§ EXERCISE BRIEF: Wherever the string "title" shows up in a line, count that line. Give the total alone.

====== RAW DATA

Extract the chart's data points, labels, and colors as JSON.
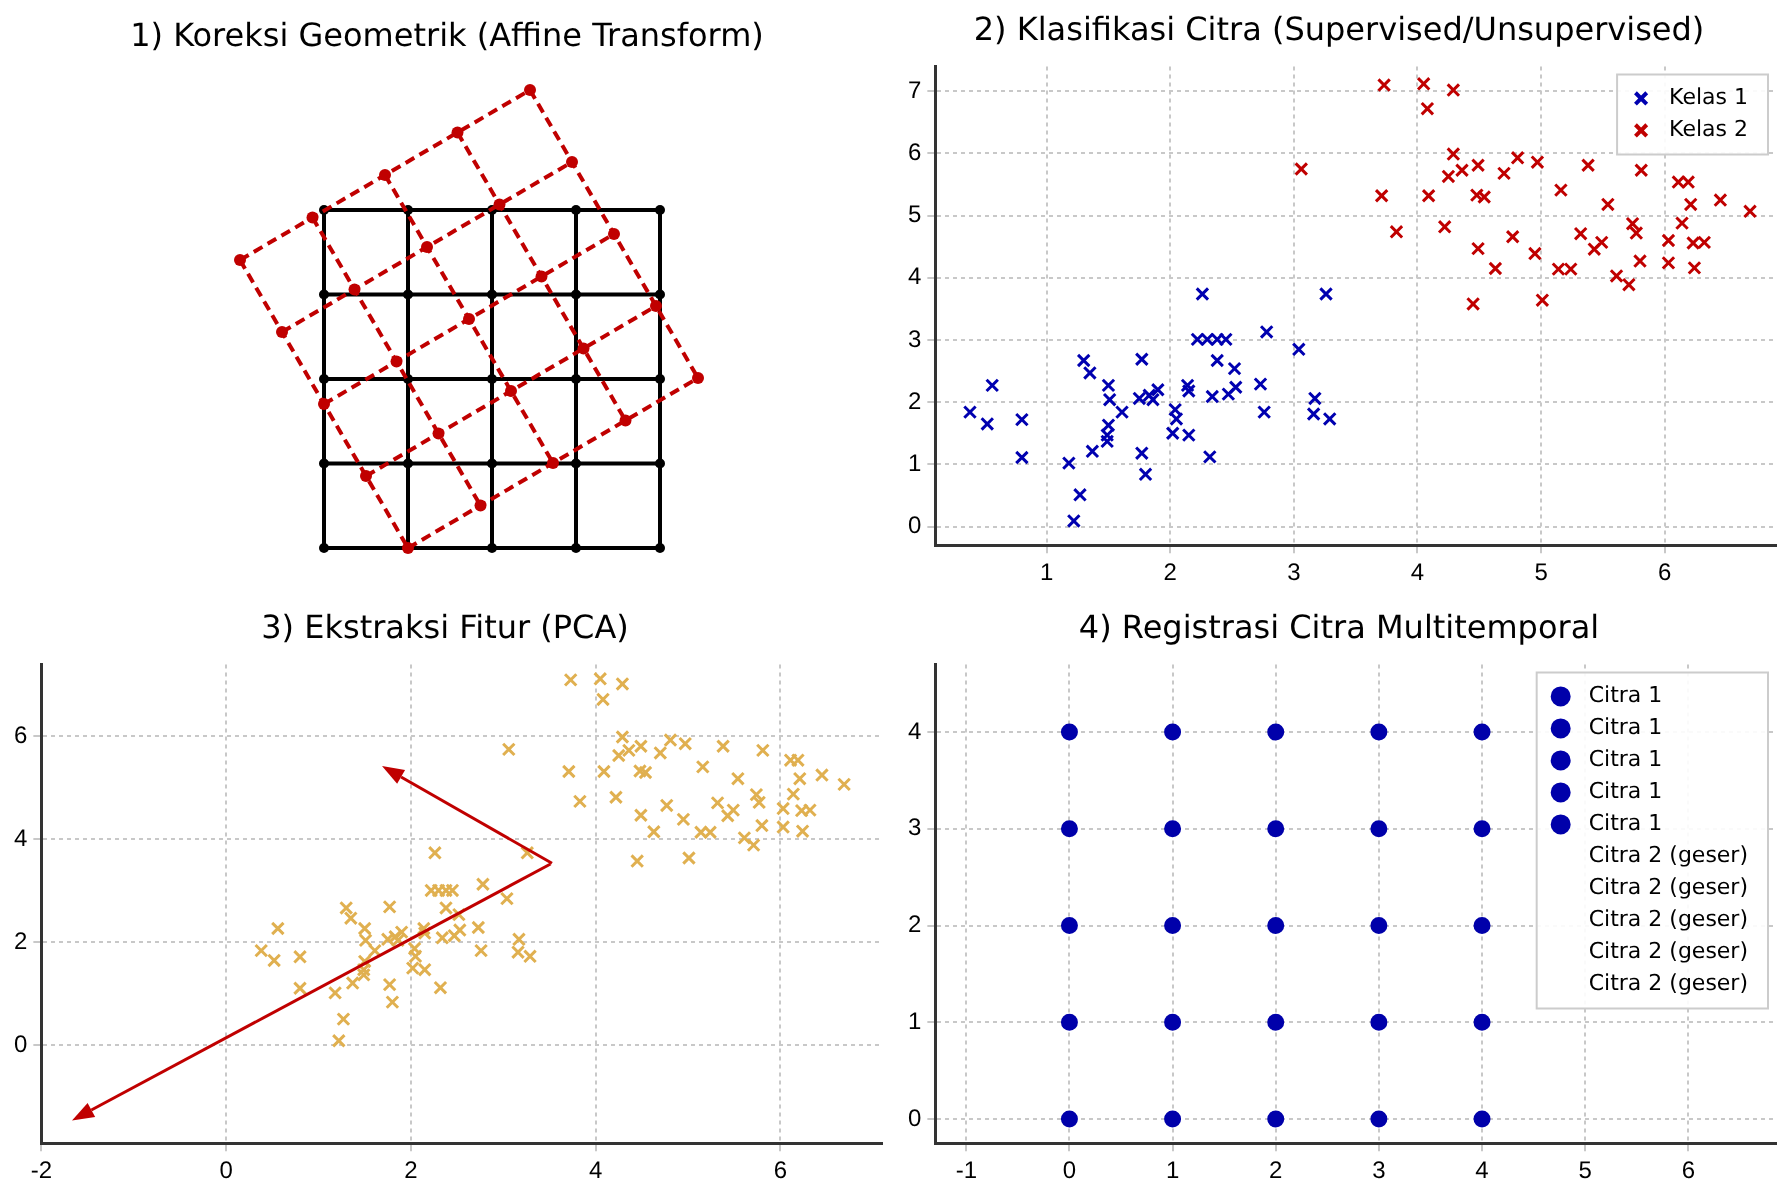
{
  "chart_data": [
    {
      "type": "other",
      "title": "1) Koreksi Geometrik (Affine Transform)"
    },
    {
      "type": "scatter",
      "title": "2) Klasifikasi Citra (Supervised/Unsupervised)",
      "xlim": [
        0.1,
        6.9
      ],
      "xticks": [
        1,
        2,
        3,
        4,
        5,
        6
      ],
      "ylim": [
        -0.3,
        7.4
      ],
      "yticks": [
        0,
        1,
        2,
        3,
        4,
        5,
        6,
        7
      ],
      "grid": true,
      "legend": "top right",
      "marker": "cross",
      "series": [
        {
          "name": "Kelas 1",
          "color": "#0000b0",
          "x": [
            2.26,
            3.26,
            2.78,
            3.04,
            2.22,
            2.3,
            2.38,
            2.45,
            2.38,
            2.52,
            1.3,
            1.35,
            0.56,
            1.77,
            1.5,
            1.51,
            1.61,
            1.75,
            1.83,
            1.9,
            1.86,
            2.14,
            2.15,
            2.34,
            2.47,
            2.53,
            2.73,
            2.76,
            3.17,
            3.16,
            3.29,
            2.04,
            2.05,
            2.02,
            2.15,
            1.5,
            1.49,
            1.49,
            1.37,
            1.77,
            1.8,
            2.32,
            0.38,
            0.52,
            0.8,
            0.8,
            1.18,
            1.27,
            1.22
          ],
          "values": [
            3.74,
            3.74,
            3.13,
            2.85,
            3.01,
            3.01,
            3.01,
            3.01,
            2.67,
            2.54,
            2.67,
            2.47,
            2.27,
            2.69,
            2.27,
            2.04,
            1.84,
            2.06,
            2.11,
            2.2,
            2.04,
            2.27,
            2.18,
            2.09,
            2.13,
            2.24,
            2.29,
            1.84,
            2.06,
            1.81,
            1.73,
            1.88,
            1.73,
            1.5,
            1.47,
            1.63,
            1.47,
            1.37,
            1.21,
            1.18,
            0.84,
            1.12,
            1.84,
            1.65,
            1.72,
            1.11,
            1.02,
            0.51,
            0.09
          ]
        },
        {
          "name": "Kelas 2",
          "color": "#c00000",
          "x": [
            3.73,
            4.05,
            4.29,
            4.08,
            3.06,
            3.71,
            3.83,
            4.09,
            4.22,
            4.29,
            4.25,
            4.36,
            4.49,
            4.48,
            4.54,
            4.7,
            4.81,
            4.97,
            4.49,
            4.63,
            4.77,
            4.95,
            4.45,
            5.01,
            5.16,
            5.38,
            5.54,
            5.32,
            5.43,
            5.49,
            5.14,
            5.24,
            5.61,
            5.71,
            5.74,
            5.77,
            5.8,
            5.81,
            6.03,
            6.03,
            6.14,
            6.11,
            6.19,
            6.21,
            6.23,
            6.32,
            6.24,
            6.45,
            6.69
          ],
          "values": [
            7.1,
            7.12,
            7.02,
            6.72,
            5.75,
            5.32,
            4.74,
            5.32,
            4.82,
            5.99,
            5.63,
            5.73,
            5.81,
            5.33,
            5.3,
            5.68,
            5.93,
            5.86,
            4.47,
            4.15,
            4.66,
            4.39,
            3.58,
            3.64,
            5.41,
            5.81,
            5.18,
            4.71,
            4.46,
            4.57,
            4.14,
            4.14,
            4.03,
            3.89,
            4.87,
            4.72,
            4.27,
            5.73,
            4.6,
            4.24,
            4.88,
            5.54,
            5.54,
            5.18,
            4.56,
            4.57,
            4.16,
            5.25,
            5.07
          ]
        }
      ]
    },
    {
      "type": "scatter",
      "title": "3) Ekstraksi Fitur (PCA)",
      "xlim": [
        -2,
        7.1
      ],
      "xticks": [
        -2,
        0,
        2,
        4,
        6
      ],
      "ylim": [
        -1.9,
        7.4
      ],
      "yticks": [
        0,
        2,
        4,
        6
      ],
      "grid": true,
      "marker": "cross",
      "series": [
        {
          "color": "#e0b050",
          "x": [
            2.26,
            3.26,
            2.78,
            3.04,
            2.22,
            2.3,
            2.38,
            2.45,
            2.38,
            2.52,
            1.3,
            1.35,
            0.56,
            1.77,
            1.5,
            1.51,
            1.61,
            1.75,
            1.83,
            1.9,
            1.86,
            2.14,
            2.15,
            2.34,
            2.47,
            2.53,
            2.73,
            2.76,
            3.17,
            3.16,
            3.29,
            2.04,
            2.05,
            2.02,
            2.15,
            1.5,
            1.49,
            1.49,
            1.37,
            1.77,
            1.8,
            2.32,
            0.38,
            0.52,
            0.8,
            0.8,
            1.18,
            1.27,
            1.22,
            3.73,
            4.05,
            4.29,
            4.08,
            3.06,
            3.71,
            3.83,
            4.09,
            4.22,
            4.29,
            4.25,
            4.36,
            4.49,
            4.48,
            4.54,
            4.7,
            4.81,
            4.97,
            4.49,
            4.63,
            4.77,
            4.95,
            4.45,
            5.01,
            5.16,
            5.38,
            5.54,
            5.32,
            5.43,
            5.49,
            5.14,
            5.24,
            5.61,
            5.71,
            5.74,
            5.77,
            5.8,
            5.81,
            6.03,
            6.03,
            6.14,
            6.11,
            6.19,
            6.21,
            6.23,
            6.32,
            6.24,
            6.45,
            6.69
          ],
          "values": [
            3.74,
            3.74,
            3.13,
            2.85,
            3.01,
            3.01,
            3.01,
            3.01,
            2.67,
            2.54,
            2.67,
            2.47,
            2.27,
            2.69,
            2.27,
            2.04,
            1.84,
            2.06,
            2.11,
            2.2,
            2.04,
            2.27,
            2.18,
            2.09,
            2.13,
            2.24,
            2.29,
            1.84,
            2.06,
            1.81,
            1.73,
            1.88,
            1.73,
            1.5,
            1.47,
            1.63,
            1.47,
            1.37,
            1.21,
            1.18,
            0.84,
            1.12,
            1.84,
            1.65,
            1.72,
            1.11,
            1.02,
            0.51,
            0.09,
            7.1,
            7.12,
            7.02,
            6.72,
            5.75,
            5.32,
            4.74,
            5.32,
            4.82,
            5.99,
            5.63,
            5.73,
            5.81,
            5.33,
            5.3,
            5.68,
            5.93,
            5.86,
            4.47,
            4.15,
            4.66,
            4.39,
            3.58,
            3.64,
            5.41,
            5.81,
            5.18,
            4.71,
            4.46,
            4.57,
            4.14,
            4.14,
            4.03,
            3.89,
            4.87,
            4.72,
            4.27,
            5.73,
            4.6,
            4.24,
            4.88,
            5.54,
            5.54,
            5.18,
            4.56,
            4.57,
            4.16,
            5.25,
            5.07
          ]
        }
      ]
    },
    {
      "type": "scatter",
      "title": "4) Registrasi Citra Multitemporal",
      "xlim": [
        -1.3,
        6.85
      ],
      "xticks": [
        -1,
        0,
        1,
        2,
        3,
        4,
        5,
        6
      ],
      "ylim": [
        -0.25,
        4.7
      ],
      "yticks": [
        0,
        1,
        2,
        3,
        4
      ],
      "grid": true,
      "legend": "top right",
      "marker": "circle",
      "x": [
        0,
        1,
        2,
        3,
        4
      ],
      "series": [
        {
          "name": "Citra 1",
          "color": "#0000aa",
          "values": [
            0,
            0,
            0,
            0,
            0
          ]
        },
        {
          "name": "Citra 1",
          "color": "#0000aa",
          "values": [
            1,
            1,
            1,
            1,
            1
          ]
        },
        {
          "name": "Citra 1",
          "color": "#0000aa",
          "values": [
            2,
            2,
            2,
            2,
            2
          ]
        },
        {
          "name": "Citra 1",
          "color": "#0000aa",
          "values": [
            3,
            3,
            3,
            3,
            3
          ]
        },
        {
          "name": "Citra 1",
          "color": "#0000aa",
          "values": [
            4,
            4,
            4,
            4,
            4
          ]
        },
        {
          "name": "Citra 2 (geser)",
          "values": [
            null,
            null,
            null,
            null,
            null
          ]
        },
        {
          "name": "Citra 2 (geser)",
          "values": [
            null,
            null,
            null,
            null,
            null
          ]
        },
        {
          "name": "Citra 2 (geser)",
          "values": [
            null,
            null,
            null,
            null,
            null
          ]
        },
        {
          "name": "Citra 2 (geser)",
          "values": [
            null,
            null,
            null,
            null,
            null
          ]
        },
        {
          "name": "Citra 2 (geser)",
          "values": [
            null,
            null,
            null,
            null,
            null
          ]
        }
      ]
    }
  ]
}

============

§ RESULT BELOW: 4